----- EXERCISE MATERIAL -----
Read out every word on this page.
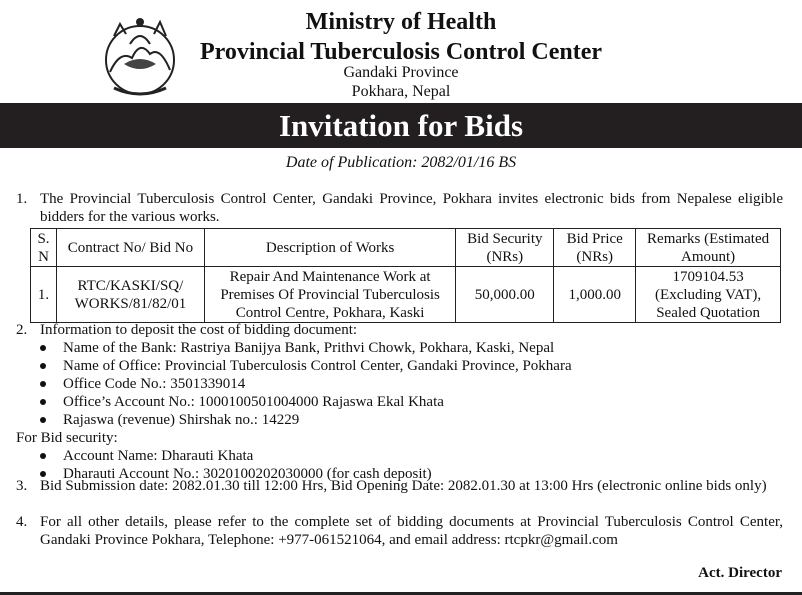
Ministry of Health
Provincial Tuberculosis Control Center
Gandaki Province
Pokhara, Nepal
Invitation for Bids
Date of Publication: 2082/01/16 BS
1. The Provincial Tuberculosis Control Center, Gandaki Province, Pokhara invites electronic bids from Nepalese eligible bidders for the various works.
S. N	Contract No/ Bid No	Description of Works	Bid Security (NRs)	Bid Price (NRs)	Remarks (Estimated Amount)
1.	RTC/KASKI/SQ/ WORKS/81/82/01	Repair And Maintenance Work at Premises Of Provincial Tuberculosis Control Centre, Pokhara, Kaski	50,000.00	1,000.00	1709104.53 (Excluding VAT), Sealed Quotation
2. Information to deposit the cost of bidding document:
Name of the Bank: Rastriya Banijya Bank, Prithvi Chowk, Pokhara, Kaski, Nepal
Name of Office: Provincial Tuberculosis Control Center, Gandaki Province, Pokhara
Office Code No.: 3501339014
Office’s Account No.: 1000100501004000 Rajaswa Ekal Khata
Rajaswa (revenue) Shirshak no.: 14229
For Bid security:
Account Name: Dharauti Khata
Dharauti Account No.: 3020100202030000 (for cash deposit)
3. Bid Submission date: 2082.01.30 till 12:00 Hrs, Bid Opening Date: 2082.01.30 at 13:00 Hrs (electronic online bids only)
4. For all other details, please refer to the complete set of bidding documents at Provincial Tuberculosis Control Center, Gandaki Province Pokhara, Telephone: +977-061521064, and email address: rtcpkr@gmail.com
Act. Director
-----
Every entry must be reproduced exactly, with the images left out.

Read out every word on this page.
Ministry of Health
Provincial Tuberculosis Control Center
Gandaki Province
Pokhara, Nepal
Invitation for Bids
Date of Publication: 2082/01/16 BS
1. The Provincial Tuberculosis Control Center, Gandaki Province, Pokhara invites electronic bids from Nepalese eligible bidders for the various works.
S. N	Contract No/ Bid No	Description of Works	Bid Security (NRs)	Bid Price (NRs)	Remarks (Estimated Amount)
1.	RTC/KASKI/SQ/ WORKS/81/82/01	Repair And Maintenance Work at Premises Of Provincial Tuberculosis Control Centre, Pokhara, Kaski	50,000.00	1,000.00	1709104.53 (Excluding VAT), Sealed Quotation
2. Information to deposit the cost of bidding document:
Name of the Bank: Rastriya Banijya Bank, Prithvi Chowk, Pokhara, Kaski, Nepal
Name of Office: Provincial Tuberculosis Control Center, Gandaki Province, Pokhara
Office Code No.: 3501339014
Office’s Account No.: 1000100501004000 Rajaswa Ekal Khata
Rajaswa (revenue) Shirshak no.: 14229
For Bid security:
Account Name: Dharauti Khata
Dharauti Account No.: 3020100202030000 (for cash deposit)
3. Bid Submission date: 2082.01.30 till 12:00 Hrs, Bid Opening Date: 2082.01.30 at 13:00 Hrs (electronic online bids only)
4. For all other details, please refer to the complete set of bidding documents at Provincial Tuberculosis Control Center, Gandaki Province Pokhara, Telephone: +977-061521064, and email address: rtcpkr@gmail.com
Act. Director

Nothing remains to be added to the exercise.